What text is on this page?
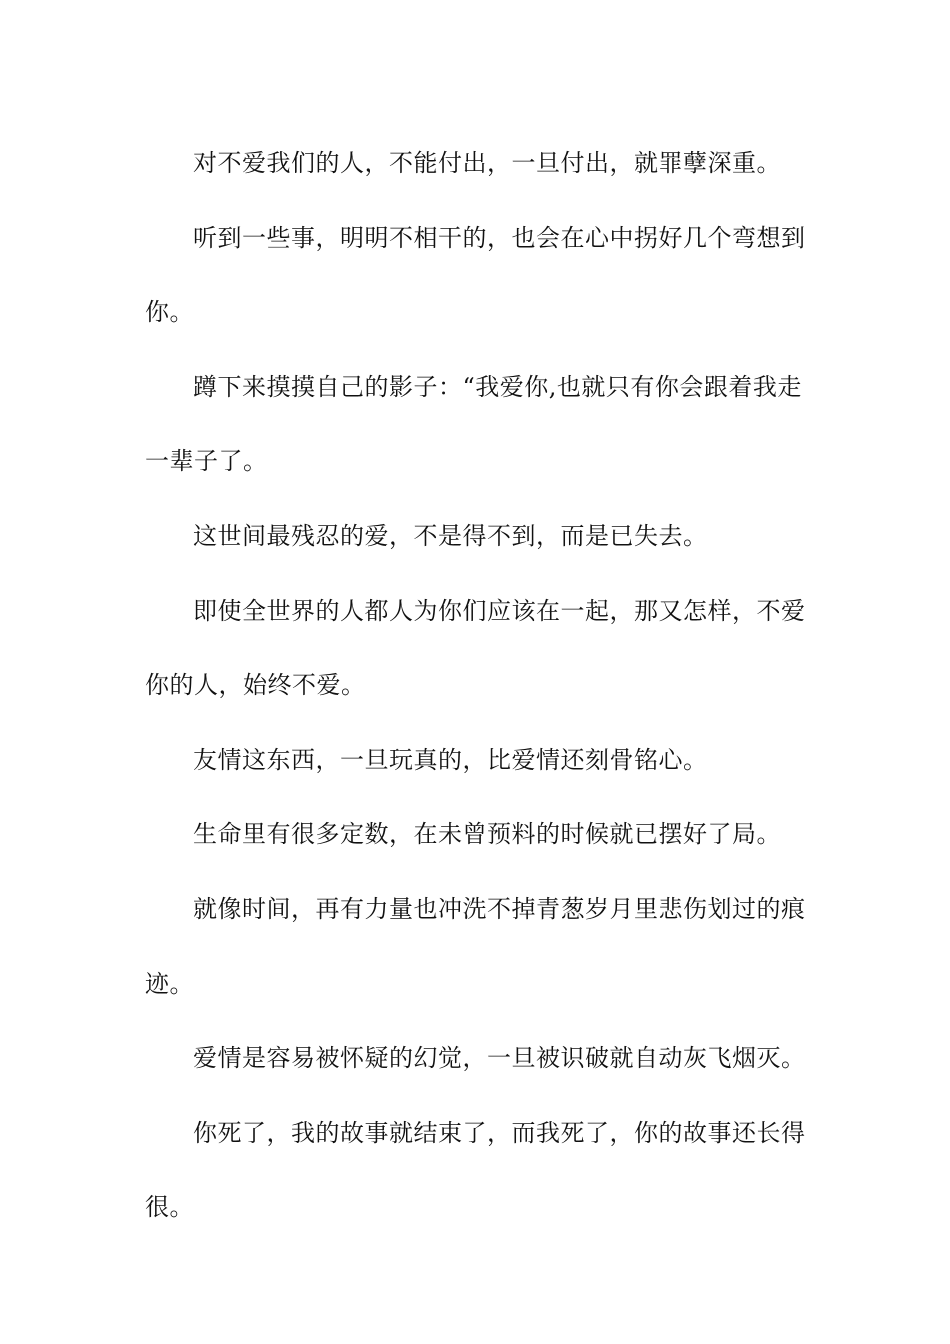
对不爱我们的人，不能付出，一旦付出，就罪孽深重。

听到一些事，明明不相干的，也会在心中拐好几个弯想到你。

蹲下来摸摸自己的影子：“我爱你,也就只有你会跟着我走一辈子了。

这世间最残忍的爱，不是得不到，而是已失去。

即使全世界的人都人为你们应该在一起，那又怎样，不爱你的人，始终不爱。

友情这东西，一旦玩真的，比爱情还刻骨铭心。

生命里有很多定数，在未曾预料的时候就已摆好了局。

就像时间，再有力量也冲洗不掉青葱岁月里悲伤划过的痕迹。

爱情是容易被怀疑的幻觉，一旦被识破就自动灰飞烟灭。

你死了，我的故事就结束了，而我死了，你的故事还长得很。
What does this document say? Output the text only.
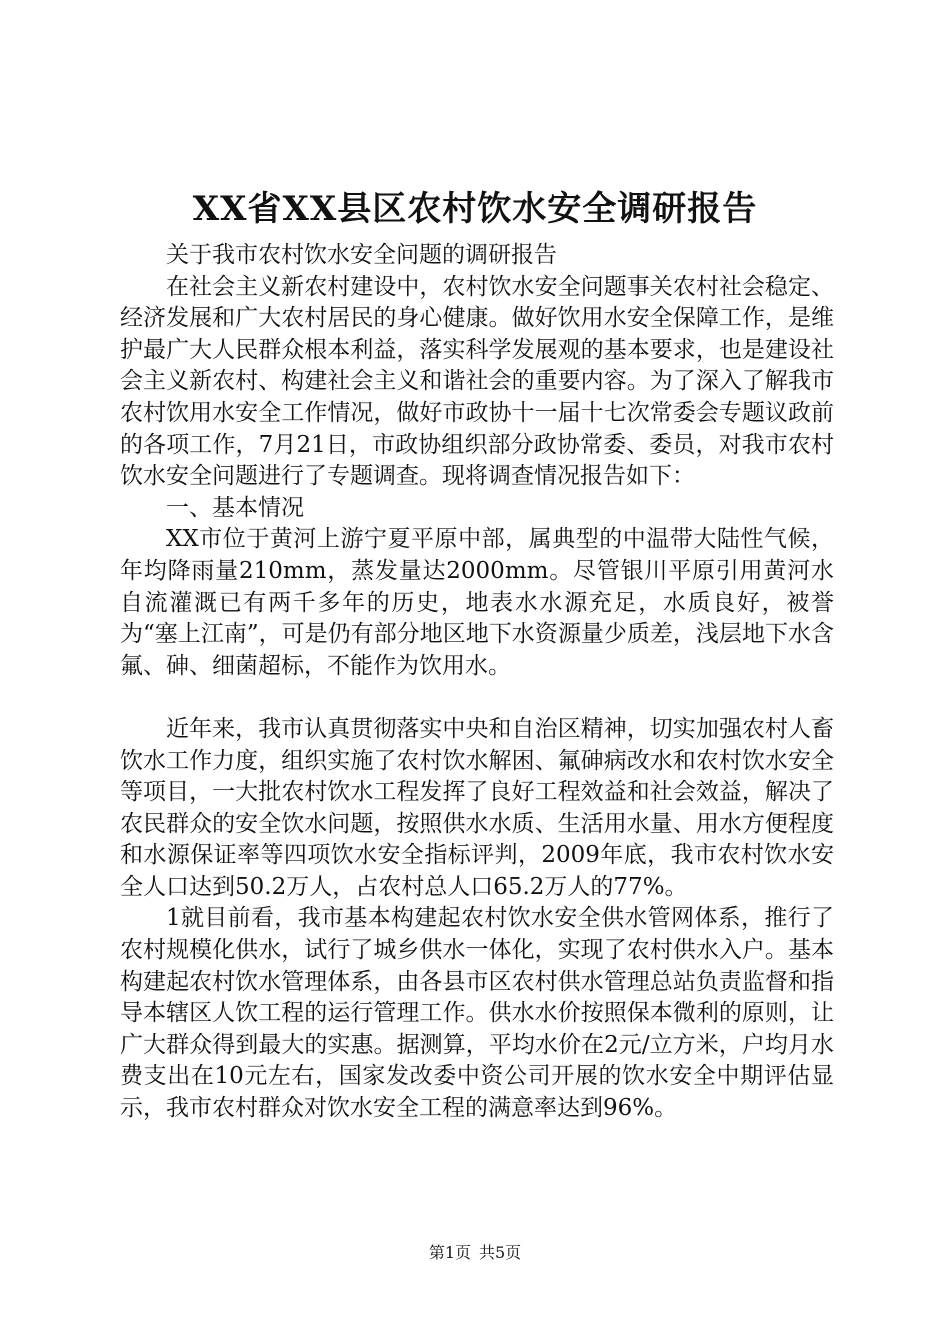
XX省XX县区农村饮水安全调研报告

关于我市农村饮水安全问题的调研报告

在社会主义新农村建设中，农村饮水安全问题事关农村社会稳定、经济发展和广大农村居民的身心健康。做好饮用水安全保障工作，是维护最广大人民群众根本利益，落实科学发展观的基本要求，也是建设社会主义新农村、构建社会主义和谐社会的重要内容。为了深入了解我市农村饮用水安全工作情况，做好市政协十一届十七次常委会专题议政前的各项工作，7月21日，市政协组织部分政协常委、委员，对我市农村饮水安全问题进行了专题调查。现将调查情况报告如下：

一、基本情况

XX市位于黄河上游宁夏平原中部，属典型的中温带大陆性气候，年均降雨量210mm，蒸发量达2000mm。尽管银川平原引用黄河水自流灌溉已有两千多年的历史，地表水水源充足，水质良好，被誉为“塞上江南”，可是仍有部分地区地下水资源量少质差，浅层地下水含氟、砷、细菌超标，不能作为饮用水。

近年来，我市认真贯彻落实中央和自治区精神，切实加强农村人畜饮水工作力度，组织实施了农村饮水解困、氟砷病改水和农村饮水安全等项目，一大批农村饮水工程发挥了良好工程效益和社会效益，解决了农民群众的安全饮水问题，按照供水水质、生活用水量、用水方便程度和水源保证率等四项饮水安全指标评判，2009年底，我市农村饮水安全人口达到50.2万人，占农村总人口65.2万人的77%。

1就目前看，我市基本构建起农村饮水安全供水管网体系，推行了农村规模化供水，试行了城乡供水一体化，实现了农村供水入户。基本构建起农村饮水管理体系，由各县市区农村供水管理总站负责监督和指导本辖区人饮工程的运行管理工作。供水水价按照保本微利的原则，让广大群众得到最大的实惠。据测算，平均水价在2元/立方米，户均月水费支出在10元左右，国家发改委中资公司开展的饮水安全中期评估显示，我市农村群众对饮水安全工程的满意率达到96%。

第1页 共5页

→ **Aim of the task**
Set down the lines of the records above exactly, apart from the pictures.

→ **Answer to this task**
What text is on this page?
对不爱我们的人，不能付出，一旦付出，就罪孽深重。

听到一些事，明明不相干的，也会在心中拐好几个弯想到你。

蹲下来摸摸自己的影子：“我爱你,也就只有你会跟着我走一辈子了。

这世间最残忍的爱，不是得不到，而是已失去。

即使全世界的人都人为你们应该在一起，那又怎样，不爱你的人，始终不爱。

友情这东西，一旦玩真的，比爱情还刻骨铭心。

生命里有很多定数，在未曾预料的时候就已摆好了局。

就像时间，再有力量也冲洗不掉青葱岁月里悲伤划过的痕迹。

爱情是容易被怀疑的幻觉，一旦被识破就自动灰飞烟灭。

你死了，我的故事就结束了，而我死了，你的故事还长得很。
What does this document say? Output the text only.
XX省XX县区农村饮水安全调研报告

关于我市农村饮水安全问题的调研报告

在社会主义新农村建设中，农村饮水安全问题事关农村社会稳定、经济发展和广大农村居民的身心健康。做好饮用水安全保障工作，是维护最广大人民群众根本利益，落实科学发展观的基本要求，也是建设社会主义新农村、构建社会主义和谐社会的重要内容。为了深入了解我市农村饮用水安全工作情况，做好市政协十一届十七次常委会专题议政前的各项工作，7月21日，市政协组织部分政协常委、委员，对我市农村饮水安全问题进行了专题调查。现将调查情况报告如下：

一、基本情况

XX市位于黄河上游宁夏平原中部，属典型的中温带大陆性气候，年均降雨量210mm，蒸发量达2000mm。尽管银川平原引用黄河水自流灌溉已有两千多年的历史，地表水水源充足，水质良好，被誉为“塞上江南”，可是仍有部分地区地下水资源量少质差，浅层地下水含氟、砷、细菌超标，不能作为饮用水。

近年来，我市认真贯彻落实中央和自治区精神，切实加强农村人畜饮水工作力度，组织实施了农村饮水解困、氟砷病改水和农村饮水安全等项目，一大批农村饮水工程发挥了良好工程效益和社会效益，解决了农民群众的安全饮水问题，按照供水水质、生活用水量、用水方便程度和水源保证率等四项饮水安全指标评判，2009年底，我市农村饮水安全人口达到50.2万人，占农村总人口65.2万人的77%。

1就目前看，我市基本构建起农村饮水安全供水管网体系，推行了农村规模化供水，试行了城乡供水一体化，实现了农村供水入户。基本构建起农村饮水管理体系，由各县市区农村供水管理总站负责监督和指导本辖区人饮工程的运行管理工作。供水水价按照保本微利的原则，让广大群众得到最大的实惠。据测算，平均水价在2元/立方米，户均月水费支出在10元左右，国家发改委中资公司开展的饮水安全中期评估显示，我市农村群众对饮水安全工程的满意率达到96%。

第1页 共5页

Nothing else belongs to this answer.